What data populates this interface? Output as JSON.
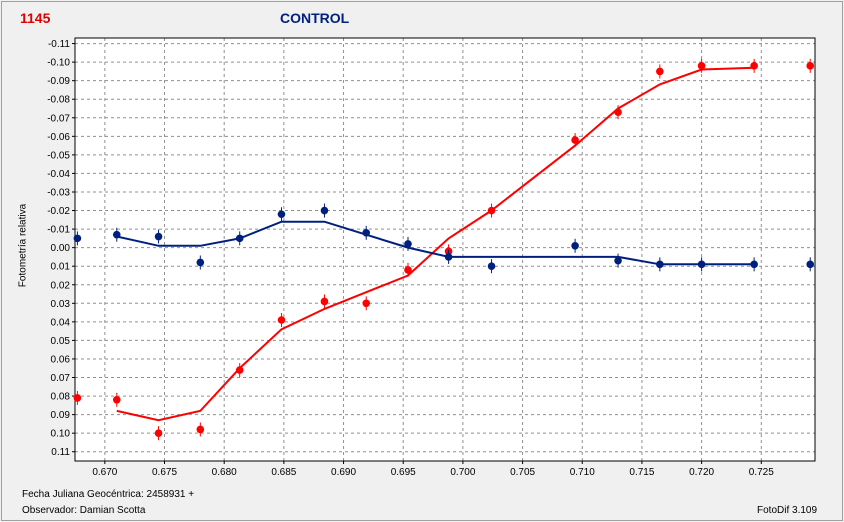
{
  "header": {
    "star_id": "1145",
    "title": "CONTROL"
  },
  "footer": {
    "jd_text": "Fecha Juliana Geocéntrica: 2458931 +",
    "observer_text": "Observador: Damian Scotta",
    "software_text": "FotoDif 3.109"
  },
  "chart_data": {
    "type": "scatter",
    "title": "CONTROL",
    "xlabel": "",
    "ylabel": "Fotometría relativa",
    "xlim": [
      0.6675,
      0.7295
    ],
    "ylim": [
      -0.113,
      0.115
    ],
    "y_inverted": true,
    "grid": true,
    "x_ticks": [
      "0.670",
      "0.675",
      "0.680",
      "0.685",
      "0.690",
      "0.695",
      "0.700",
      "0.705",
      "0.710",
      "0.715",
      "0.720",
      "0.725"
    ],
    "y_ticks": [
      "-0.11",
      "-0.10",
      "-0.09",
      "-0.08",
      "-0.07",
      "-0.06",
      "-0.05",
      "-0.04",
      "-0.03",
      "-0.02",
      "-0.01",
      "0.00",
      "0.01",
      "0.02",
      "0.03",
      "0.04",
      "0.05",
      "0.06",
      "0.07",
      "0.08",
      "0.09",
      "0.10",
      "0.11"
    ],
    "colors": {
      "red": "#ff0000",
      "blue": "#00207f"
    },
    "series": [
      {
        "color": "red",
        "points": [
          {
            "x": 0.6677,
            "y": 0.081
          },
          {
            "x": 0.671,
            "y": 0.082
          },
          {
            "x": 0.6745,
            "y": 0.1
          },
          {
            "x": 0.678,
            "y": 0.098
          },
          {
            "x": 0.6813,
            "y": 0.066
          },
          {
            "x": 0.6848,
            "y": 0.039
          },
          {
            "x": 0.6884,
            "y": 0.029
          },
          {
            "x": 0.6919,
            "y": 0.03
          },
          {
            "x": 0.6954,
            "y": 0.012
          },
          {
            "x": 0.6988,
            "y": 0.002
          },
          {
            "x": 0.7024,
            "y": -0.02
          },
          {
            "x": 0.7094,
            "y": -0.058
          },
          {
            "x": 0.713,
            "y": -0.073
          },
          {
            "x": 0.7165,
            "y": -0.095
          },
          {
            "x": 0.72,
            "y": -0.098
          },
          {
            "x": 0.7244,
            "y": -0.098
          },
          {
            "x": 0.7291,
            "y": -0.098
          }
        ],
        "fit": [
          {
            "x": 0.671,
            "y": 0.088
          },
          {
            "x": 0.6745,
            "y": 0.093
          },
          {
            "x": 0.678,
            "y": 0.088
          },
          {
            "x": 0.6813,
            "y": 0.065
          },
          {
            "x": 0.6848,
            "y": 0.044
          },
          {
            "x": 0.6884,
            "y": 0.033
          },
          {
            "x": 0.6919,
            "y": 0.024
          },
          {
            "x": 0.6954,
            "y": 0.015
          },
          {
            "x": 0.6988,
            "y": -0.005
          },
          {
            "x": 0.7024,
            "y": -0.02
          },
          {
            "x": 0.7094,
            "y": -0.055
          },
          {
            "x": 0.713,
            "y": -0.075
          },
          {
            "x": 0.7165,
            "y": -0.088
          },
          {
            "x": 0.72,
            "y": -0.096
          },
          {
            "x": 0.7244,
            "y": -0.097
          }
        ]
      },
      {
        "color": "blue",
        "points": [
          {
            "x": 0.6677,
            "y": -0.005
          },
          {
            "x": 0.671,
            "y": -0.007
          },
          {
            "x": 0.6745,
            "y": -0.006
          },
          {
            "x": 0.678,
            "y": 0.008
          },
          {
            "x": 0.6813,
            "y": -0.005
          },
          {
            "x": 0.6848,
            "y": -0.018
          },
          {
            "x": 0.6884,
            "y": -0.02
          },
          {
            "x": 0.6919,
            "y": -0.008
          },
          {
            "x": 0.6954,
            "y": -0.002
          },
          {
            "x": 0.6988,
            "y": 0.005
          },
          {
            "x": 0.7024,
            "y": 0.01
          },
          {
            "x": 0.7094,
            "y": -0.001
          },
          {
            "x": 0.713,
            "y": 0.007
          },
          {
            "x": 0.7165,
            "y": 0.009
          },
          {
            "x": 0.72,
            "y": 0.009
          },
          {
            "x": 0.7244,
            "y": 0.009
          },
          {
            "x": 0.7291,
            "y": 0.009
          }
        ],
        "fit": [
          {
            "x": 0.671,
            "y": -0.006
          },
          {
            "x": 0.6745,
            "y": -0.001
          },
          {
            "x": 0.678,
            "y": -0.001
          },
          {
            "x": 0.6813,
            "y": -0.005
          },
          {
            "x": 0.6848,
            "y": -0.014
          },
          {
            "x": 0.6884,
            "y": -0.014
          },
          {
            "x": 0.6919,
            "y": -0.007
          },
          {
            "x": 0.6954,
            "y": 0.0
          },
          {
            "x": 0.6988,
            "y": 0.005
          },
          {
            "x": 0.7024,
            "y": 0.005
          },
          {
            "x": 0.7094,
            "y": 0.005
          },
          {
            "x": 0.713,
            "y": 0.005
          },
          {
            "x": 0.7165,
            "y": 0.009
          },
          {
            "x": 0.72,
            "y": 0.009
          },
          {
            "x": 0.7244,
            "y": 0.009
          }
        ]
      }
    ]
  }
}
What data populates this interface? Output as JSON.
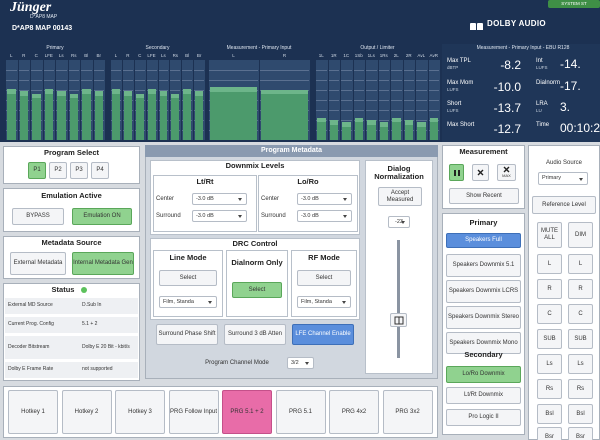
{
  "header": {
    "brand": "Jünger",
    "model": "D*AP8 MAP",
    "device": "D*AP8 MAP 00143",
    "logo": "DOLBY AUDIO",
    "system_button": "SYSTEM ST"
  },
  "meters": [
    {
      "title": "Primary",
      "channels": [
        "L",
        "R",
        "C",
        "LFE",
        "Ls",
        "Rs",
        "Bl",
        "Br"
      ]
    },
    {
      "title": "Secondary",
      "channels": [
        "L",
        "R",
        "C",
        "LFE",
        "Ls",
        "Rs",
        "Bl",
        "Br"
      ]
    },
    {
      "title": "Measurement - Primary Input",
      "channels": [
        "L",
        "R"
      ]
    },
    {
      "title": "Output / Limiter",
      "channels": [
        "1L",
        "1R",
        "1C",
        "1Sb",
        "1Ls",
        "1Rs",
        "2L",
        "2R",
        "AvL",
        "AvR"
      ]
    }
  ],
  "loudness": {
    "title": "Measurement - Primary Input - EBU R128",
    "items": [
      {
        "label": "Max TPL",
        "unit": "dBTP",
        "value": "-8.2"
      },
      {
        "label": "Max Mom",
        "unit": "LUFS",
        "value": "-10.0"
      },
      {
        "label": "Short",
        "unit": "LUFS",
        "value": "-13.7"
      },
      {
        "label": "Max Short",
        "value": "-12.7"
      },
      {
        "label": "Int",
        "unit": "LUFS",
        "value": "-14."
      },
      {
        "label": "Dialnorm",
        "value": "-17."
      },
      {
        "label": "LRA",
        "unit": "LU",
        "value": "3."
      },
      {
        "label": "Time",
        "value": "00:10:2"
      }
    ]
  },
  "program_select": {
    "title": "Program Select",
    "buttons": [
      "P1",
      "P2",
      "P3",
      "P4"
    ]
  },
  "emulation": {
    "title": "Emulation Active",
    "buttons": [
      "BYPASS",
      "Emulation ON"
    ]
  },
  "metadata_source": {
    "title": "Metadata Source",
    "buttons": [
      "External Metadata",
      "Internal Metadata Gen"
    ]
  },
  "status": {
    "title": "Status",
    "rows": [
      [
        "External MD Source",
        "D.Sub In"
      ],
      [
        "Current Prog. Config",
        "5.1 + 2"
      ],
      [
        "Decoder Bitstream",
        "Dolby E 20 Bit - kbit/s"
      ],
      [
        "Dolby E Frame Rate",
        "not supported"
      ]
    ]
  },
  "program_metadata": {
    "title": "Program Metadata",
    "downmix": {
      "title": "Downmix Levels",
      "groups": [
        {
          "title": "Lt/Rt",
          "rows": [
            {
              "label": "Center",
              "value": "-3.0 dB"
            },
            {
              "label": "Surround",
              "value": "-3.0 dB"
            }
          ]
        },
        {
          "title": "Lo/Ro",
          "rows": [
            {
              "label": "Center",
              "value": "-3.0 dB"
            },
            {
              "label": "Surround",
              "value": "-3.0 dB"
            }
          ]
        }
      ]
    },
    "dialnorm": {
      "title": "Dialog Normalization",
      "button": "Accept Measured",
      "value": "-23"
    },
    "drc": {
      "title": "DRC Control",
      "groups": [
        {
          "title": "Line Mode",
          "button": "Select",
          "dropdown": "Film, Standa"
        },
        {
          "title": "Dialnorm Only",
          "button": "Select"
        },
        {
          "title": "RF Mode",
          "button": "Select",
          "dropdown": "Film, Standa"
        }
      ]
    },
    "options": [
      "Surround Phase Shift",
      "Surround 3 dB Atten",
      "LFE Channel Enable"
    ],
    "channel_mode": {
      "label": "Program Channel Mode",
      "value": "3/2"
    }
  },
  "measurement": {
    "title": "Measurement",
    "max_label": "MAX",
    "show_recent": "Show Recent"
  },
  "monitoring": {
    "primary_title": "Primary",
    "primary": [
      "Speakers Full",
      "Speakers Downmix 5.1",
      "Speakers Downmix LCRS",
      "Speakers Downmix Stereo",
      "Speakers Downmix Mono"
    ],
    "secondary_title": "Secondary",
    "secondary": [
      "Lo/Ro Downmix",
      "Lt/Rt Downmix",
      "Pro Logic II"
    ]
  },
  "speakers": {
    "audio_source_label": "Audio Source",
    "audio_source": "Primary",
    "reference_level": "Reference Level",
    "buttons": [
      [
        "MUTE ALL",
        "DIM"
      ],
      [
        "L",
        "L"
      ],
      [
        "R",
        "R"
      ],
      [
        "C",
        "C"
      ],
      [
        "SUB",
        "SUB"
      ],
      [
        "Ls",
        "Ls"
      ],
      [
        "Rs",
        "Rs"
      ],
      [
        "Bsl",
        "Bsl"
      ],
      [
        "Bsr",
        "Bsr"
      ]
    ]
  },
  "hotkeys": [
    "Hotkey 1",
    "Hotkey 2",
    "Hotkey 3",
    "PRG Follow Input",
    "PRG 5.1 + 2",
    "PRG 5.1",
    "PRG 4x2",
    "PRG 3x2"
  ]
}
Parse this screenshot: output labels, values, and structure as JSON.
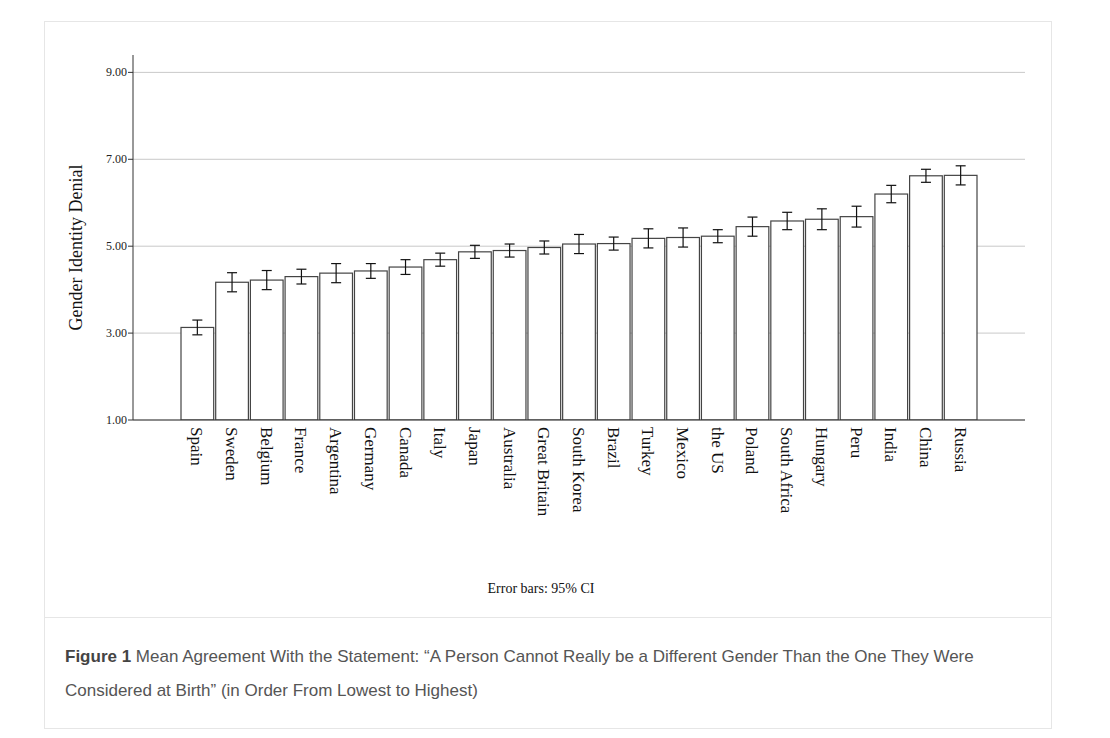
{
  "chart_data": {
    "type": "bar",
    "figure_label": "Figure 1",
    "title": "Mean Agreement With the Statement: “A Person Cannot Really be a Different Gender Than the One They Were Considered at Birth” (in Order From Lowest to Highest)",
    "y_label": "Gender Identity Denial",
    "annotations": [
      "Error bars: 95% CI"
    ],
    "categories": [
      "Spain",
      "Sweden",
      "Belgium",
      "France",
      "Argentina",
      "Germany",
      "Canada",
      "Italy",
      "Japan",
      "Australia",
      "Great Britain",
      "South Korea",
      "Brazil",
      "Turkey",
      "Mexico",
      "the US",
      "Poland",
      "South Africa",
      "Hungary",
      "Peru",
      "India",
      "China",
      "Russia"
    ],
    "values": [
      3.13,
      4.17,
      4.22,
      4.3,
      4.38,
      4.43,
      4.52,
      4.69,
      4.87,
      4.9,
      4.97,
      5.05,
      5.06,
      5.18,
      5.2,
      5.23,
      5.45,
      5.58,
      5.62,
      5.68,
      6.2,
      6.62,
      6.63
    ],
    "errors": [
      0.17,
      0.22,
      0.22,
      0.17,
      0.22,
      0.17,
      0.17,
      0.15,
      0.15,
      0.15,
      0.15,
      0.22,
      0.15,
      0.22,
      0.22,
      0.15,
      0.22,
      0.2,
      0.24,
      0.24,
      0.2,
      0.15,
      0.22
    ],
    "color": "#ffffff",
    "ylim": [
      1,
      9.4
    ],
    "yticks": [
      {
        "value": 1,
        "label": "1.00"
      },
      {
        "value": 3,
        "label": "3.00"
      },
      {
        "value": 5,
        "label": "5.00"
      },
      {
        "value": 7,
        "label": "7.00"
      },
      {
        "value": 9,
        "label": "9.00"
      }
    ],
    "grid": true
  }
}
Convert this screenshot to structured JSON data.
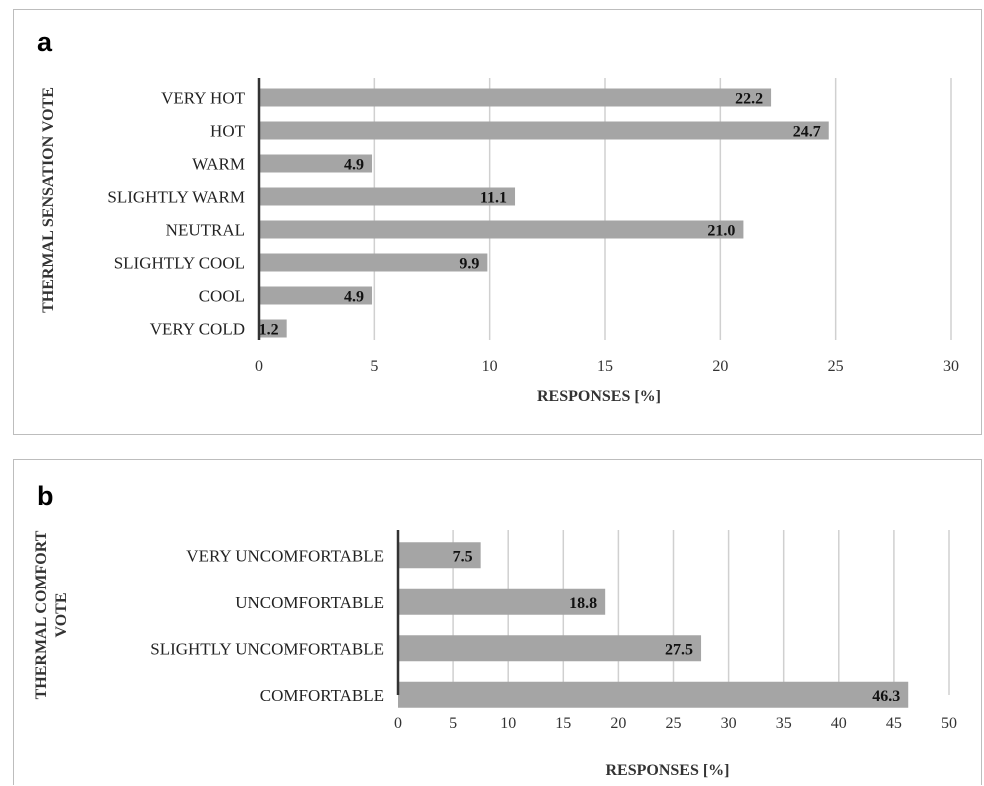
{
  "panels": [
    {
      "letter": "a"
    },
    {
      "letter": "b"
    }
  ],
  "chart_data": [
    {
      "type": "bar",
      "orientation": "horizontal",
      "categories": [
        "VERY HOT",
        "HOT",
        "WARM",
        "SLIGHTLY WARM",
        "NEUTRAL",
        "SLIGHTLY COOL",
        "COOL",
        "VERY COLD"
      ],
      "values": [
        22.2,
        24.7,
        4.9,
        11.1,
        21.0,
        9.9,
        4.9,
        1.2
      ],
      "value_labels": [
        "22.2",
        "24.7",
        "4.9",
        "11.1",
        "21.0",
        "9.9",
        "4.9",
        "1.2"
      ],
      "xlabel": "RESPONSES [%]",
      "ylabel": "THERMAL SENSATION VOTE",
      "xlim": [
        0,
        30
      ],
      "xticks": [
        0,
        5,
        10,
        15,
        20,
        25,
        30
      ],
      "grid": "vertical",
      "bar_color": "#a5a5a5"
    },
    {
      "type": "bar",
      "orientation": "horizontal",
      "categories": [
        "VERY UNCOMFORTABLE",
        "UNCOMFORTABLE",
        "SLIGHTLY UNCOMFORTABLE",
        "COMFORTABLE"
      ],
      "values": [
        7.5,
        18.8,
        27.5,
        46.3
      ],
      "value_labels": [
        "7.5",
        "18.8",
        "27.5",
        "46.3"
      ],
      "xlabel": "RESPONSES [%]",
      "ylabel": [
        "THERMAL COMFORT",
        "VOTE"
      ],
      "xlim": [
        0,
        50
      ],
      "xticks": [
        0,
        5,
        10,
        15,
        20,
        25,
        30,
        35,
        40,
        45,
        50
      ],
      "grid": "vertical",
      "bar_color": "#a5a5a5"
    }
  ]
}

________________________

• Exercise prompt
Your output should consist solely of the lines from the line containing "Convert this screenshot" through the end of the data above, copied exactly, with images removed.

• Full answer
Convert this screenshot to structured JSON data.
{
  "panels": [
    {
      "letter": "a"
    },
    {
      "letter": "b"
    }
  ],
  "chart_data": [
    {
      "type": "bar",
      "orientation": "horizontal",
      "categories": [
        "VERY HOT",
        "HOT",
        "WARM",
        "SLIGHTLY WARM",
        "NEUTRAL",
        "SLIGHTLY COOL",
        "COOL",
        "VERY COLD"
      ],
      "values": [
        22.2,
        24.7,
        4.9,
        11.1,
        21.0,
        9.9,
        4.9,
        1.2
      ],
      "value_labels": [
        "22.2",
        "24.7",
        "4.9",
        "11.1",
        "21.0",
        "9.9",
        "4.9",
        "1.2"
      ],
      "xlabel": "RESPONSES [%]",
      "ylabel": "THERMAL SENSATION VOTE",
      "xlim": [
        0,
        30
      ],
      "xticks": [
        0,
        5,
        10,
        15,
        20,
        25,
        30
      ],
      "grid": "vertical",
      "bar_color": "#a5a5a5"
    },
    {
      "type": "bar",
      "orientation": "horizontal",
      "categories": [
        "VERY UNCOMFORTABLE",
        "UNCOMFORTABLE",
        "SLIGHTLY UNCOMFORTABLE",
        "COMFORTABLE"
      ],
      "values": [
        7.5,
        18.8,
        27.5,
        46.3
      ],
      "value_labels": [
        "7.5",
        "18.8",
        "27.5",
        "46.3"
      ],
      "xlabel": "RESPONSES [%]",
      "ylabel": [
        "THERMAL COMFORT",
        "VOTE"
      ],
      "xlim": [
        0,
        50
      ],
      "xticks": [
        0,
        5,
        10,
        15,
        20,
        25,
        30,
        35,
        40,
        45,
        50
      ],
      "grid": "vertical",
      "bar_color": "#a5a5a5"
    }
  ]
}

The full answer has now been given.